DIRECTION.
Extract the line that contains "Extract all readable text from this page." and every line after it to the end of the records below, exactly as written and nothing else.

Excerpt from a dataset
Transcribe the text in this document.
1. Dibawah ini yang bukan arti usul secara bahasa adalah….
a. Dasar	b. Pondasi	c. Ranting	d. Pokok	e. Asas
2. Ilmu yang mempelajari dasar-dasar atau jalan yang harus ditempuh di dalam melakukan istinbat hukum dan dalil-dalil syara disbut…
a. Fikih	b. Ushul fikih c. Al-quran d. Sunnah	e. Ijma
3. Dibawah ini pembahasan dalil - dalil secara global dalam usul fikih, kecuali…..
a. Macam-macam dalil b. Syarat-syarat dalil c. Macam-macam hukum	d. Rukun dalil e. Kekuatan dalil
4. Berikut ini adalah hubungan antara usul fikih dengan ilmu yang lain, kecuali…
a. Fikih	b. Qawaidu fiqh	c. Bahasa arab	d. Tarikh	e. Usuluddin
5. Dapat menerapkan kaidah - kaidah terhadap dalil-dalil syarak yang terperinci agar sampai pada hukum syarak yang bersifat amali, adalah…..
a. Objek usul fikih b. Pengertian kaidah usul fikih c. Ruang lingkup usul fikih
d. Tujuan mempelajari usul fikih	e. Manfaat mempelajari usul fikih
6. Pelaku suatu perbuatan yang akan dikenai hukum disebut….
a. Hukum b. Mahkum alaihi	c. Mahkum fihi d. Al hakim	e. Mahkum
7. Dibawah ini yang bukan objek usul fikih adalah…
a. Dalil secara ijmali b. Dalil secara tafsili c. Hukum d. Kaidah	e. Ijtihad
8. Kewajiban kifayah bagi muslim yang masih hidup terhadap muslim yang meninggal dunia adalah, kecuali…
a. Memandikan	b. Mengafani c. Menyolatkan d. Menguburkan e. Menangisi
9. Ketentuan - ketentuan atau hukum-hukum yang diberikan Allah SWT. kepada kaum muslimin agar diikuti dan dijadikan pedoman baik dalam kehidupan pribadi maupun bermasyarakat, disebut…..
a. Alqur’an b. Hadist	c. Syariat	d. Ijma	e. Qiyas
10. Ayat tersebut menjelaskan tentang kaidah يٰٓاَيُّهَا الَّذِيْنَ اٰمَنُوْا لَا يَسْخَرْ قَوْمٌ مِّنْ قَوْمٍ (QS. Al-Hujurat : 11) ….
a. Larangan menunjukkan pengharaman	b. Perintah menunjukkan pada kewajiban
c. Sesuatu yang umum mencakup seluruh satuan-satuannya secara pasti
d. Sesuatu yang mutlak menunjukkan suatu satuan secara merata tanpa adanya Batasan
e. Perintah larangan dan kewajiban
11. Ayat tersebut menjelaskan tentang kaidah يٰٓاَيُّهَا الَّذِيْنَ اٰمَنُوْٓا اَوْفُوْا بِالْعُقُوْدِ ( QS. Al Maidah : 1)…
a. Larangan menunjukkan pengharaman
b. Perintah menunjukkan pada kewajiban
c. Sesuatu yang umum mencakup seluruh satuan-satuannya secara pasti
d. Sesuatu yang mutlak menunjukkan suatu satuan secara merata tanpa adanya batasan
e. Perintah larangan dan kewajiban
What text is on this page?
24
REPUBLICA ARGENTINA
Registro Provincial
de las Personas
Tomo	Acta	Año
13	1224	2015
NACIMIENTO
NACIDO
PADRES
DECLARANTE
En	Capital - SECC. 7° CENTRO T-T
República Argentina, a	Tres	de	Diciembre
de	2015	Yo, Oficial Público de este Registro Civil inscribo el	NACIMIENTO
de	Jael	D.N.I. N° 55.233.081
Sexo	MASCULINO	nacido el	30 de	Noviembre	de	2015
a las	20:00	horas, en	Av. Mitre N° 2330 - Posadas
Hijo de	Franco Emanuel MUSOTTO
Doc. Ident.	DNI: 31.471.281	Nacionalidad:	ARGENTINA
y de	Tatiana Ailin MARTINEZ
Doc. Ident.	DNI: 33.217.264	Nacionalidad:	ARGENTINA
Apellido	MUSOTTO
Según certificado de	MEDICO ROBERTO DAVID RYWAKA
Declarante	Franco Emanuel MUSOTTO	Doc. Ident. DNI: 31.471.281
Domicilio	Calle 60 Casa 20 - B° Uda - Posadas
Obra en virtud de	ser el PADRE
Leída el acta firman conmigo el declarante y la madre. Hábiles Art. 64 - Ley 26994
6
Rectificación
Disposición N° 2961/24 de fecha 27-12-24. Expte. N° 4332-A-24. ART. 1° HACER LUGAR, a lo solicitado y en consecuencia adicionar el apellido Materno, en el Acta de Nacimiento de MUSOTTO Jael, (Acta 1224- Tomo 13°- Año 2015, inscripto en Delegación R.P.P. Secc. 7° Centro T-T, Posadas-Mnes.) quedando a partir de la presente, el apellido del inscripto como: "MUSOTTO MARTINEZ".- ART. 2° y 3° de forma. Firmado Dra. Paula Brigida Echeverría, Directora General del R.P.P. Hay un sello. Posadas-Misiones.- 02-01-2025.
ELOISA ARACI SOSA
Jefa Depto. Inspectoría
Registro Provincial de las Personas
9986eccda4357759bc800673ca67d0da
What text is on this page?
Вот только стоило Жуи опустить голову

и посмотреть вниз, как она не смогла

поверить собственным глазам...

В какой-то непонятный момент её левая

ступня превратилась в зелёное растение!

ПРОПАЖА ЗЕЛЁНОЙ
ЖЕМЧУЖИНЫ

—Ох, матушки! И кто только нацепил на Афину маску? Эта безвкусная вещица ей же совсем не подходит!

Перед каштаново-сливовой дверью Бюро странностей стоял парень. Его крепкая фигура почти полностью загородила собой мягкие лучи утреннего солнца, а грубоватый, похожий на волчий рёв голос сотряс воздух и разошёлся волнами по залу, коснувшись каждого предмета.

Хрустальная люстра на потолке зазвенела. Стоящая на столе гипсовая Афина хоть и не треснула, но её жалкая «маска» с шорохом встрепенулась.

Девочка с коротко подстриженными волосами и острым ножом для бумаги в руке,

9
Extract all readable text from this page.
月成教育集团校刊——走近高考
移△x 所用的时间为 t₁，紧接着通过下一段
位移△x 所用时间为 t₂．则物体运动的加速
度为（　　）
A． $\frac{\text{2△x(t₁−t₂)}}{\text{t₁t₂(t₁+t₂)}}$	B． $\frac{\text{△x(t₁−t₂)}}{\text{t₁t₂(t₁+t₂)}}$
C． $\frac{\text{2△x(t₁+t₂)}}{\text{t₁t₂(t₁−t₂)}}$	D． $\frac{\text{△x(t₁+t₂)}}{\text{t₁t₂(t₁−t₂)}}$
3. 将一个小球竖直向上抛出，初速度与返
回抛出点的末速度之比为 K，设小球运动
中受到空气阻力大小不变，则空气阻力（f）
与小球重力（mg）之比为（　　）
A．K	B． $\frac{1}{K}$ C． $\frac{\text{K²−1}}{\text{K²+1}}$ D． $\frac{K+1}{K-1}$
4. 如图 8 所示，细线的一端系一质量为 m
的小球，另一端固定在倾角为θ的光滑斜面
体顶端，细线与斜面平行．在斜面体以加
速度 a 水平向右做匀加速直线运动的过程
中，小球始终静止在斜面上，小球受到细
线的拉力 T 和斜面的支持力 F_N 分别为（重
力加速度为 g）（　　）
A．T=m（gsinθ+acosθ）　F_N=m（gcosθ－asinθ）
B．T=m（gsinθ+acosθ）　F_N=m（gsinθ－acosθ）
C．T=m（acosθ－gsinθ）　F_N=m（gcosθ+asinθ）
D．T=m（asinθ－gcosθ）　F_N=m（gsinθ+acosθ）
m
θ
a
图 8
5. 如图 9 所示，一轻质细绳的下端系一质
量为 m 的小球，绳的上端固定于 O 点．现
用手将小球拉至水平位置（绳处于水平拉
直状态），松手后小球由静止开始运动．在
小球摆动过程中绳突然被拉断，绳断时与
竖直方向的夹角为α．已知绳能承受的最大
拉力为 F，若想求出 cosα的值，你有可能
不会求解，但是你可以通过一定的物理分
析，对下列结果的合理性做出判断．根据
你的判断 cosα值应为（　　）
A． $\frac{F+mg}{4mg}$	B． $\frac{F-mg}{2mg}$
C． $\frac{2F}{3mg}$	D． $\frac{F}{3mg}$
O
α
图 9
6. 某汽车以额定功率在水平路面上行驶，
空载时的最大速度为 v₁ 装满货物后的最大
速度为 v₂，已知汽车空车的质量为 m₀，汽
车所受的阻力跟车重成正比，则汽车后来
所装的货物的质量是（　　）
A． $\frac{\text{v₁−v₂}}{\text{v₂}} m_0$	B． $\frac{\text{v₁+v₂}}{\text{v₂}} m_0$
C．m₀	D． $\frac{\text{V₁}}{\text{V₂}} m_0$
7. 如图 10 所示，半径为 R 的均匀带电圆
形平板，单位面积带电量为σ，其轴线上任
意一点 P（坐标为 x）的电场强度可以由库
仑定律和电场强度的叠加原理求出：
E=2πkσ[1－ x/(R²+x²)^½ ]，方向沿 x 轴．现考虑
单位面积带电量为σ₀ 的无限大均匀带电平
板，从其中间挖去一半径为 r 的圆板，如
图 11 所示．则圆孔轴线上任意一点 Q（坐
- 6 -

EXPECTED ANSWER.
Extract all readable text from this page.
月成教育集团校刊——走近高考
移△x 所用的时间为 t₁，紧接着通过下一段
位移△x 所用时间为 t₂．则物体运动的加速
度为（　　）
A． $\frac{\text{2△x(t₁−t₂)}}{\text{t₁t₂(t₁+t₂)}}$	B． $\frac{\text{△x(t₁−t₂)}}{\text{t₁t₂(t₁+t₂)}}$
C． $\frac{\text{2△x(t₁+t₂)}}{\text{t₁t₂(t₁−t₂)}}$	D． $\frac{\text{△x(t₁+t₂)}}{\text{t₁t₂(t₁−t₂)}}$
3. 将一个小球竖直向上抛出，初速度与返
回抛出点的末速度之比为 K，设小球运动
中受到空气阻力大小不变，则空气阻力（f）
与小球重力（mg）之比为（　　）
A．K	B． $\frac{1}{K}$ C． $\frac{\text{K²−1}}{\text{K²+1}}$ D． $\frac{K+1}{K-1}$
4. 如图 8 所示，细线的一端系一质量为 m
的小球，另一端固定在倾角为θ的光滑斜面
体顶端，细线与斜面平行．在斜面体以加
速度 a 水平向右做匀加速直线运动的过程
中，小球始终静止在斜面上，小球受到细
线的拉力 T 和斜面的支持力 F_N 分别为（重
力加速度为 g）（　　）
A．T=m（gsinθ+acosθ）　F_N=m（gcosθ－asinθ）
B．T=m（gsinθ+acosθ）　F_N=m（gsinθ－acosθ）
C．T=m（acosθ－gsinθ）　F_N=m（gcosθ+asinθ）
D．T=m（asinθ－gcosθ）　F_N=m（gsinθ+acosθ）
m
θ
a
图 8
5. 如图 9 所示，一轻质细绳的下端系一质
量为 m 的小球，绳的上端固定于 O 点．现
用手将小球拉至水平位置（绳处于水平拉
直状态），松手后小球由静止开始运动．在
小球摆动过程中绳突然被拉断，绳断时与
竖直方向的夹角为α．已知绳能承受的最大
拉力为 F，若想求出 cosα的值，你有可能
不会求解，但是你可以通过一定的物理分
析，对下列结果的合理性做出判断．根据
你的判断 cosα值应为（　　）
A． $\frac{F+mg}{4mg}$	B． $\frac{F-mg}{2mg}$
C． $\frac{2F}{3mg}$	D． $\frac{F}{3mg}$
O
α
图 9
6. 某汽车以额定功率在水平路面上行驶，
空载时的最大速度为 v₁ 装满货物后的最大
速度为 v₂，已知汽车空车的质量为 m₀，汽
车所受的阻力跟车重成正比，则汽车后来
所装的货物的质量是（　　）
A． $\frac{\text{v₁−v₂}}{\text{v₂}} m_0$	B． $\frac{\text{v₁+v₂}}{\text{v₂}} m_0$
C．m₀	D． $\frac{\text{V₁}}{\text{V₂}} m_0$
7. 如图 10 所示，半径为 R 的均匀带电圆
形平板，单位面积带电量为σ，其轴线上任
意一点 P（坐标为 x）的电场强度可以由库
仑定律和电场强度的叠加原理求出：
E=2πkσ[1－ x/(R²+x²)^½ ]，方向沿 x 轴．现考虑
单位面积带电量为σ₀ 的无限大均匀带电平
板，从其中间挖去一半径为 r 的圆板，如
图 11 所示．则圆孔轴线上任意一点 Q（坐
- 6 -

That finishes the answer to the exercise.